(begin)

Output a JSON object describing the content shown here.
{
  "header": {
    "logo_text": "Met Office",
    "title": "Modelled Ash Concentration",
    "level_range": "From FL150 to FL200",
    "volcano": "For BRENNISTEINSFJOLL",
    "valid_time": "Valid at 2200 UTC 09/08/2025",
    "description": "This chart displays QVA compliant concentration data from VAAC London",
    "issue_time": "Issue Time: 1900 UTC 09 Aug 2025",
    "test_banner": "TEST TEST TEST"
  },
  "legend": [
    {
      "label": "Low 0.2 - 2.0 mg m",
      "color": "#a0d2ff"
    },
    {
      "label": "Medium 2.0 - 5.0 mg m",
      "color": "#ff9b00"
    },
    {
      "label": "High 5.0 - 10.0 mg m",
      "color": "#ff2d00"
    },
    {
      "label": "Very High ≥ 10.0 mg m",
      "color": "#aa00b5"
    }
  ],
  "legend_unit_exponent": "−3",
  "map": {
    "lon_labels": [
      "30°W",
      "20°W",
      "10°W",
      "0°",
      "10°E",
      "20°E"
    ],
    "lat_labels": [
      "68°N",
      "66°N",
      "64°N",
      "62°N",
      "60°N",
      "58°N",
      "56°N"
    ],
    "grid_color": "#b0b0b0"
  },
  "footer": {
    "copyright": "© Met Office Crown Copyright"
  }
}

(end)

## Written task
Show all lines in the entries above where the word "Office" appears.

## Answer to this task
    "logo_text": "Met Office",
    "copyright": "© Met Office Crown Copyright"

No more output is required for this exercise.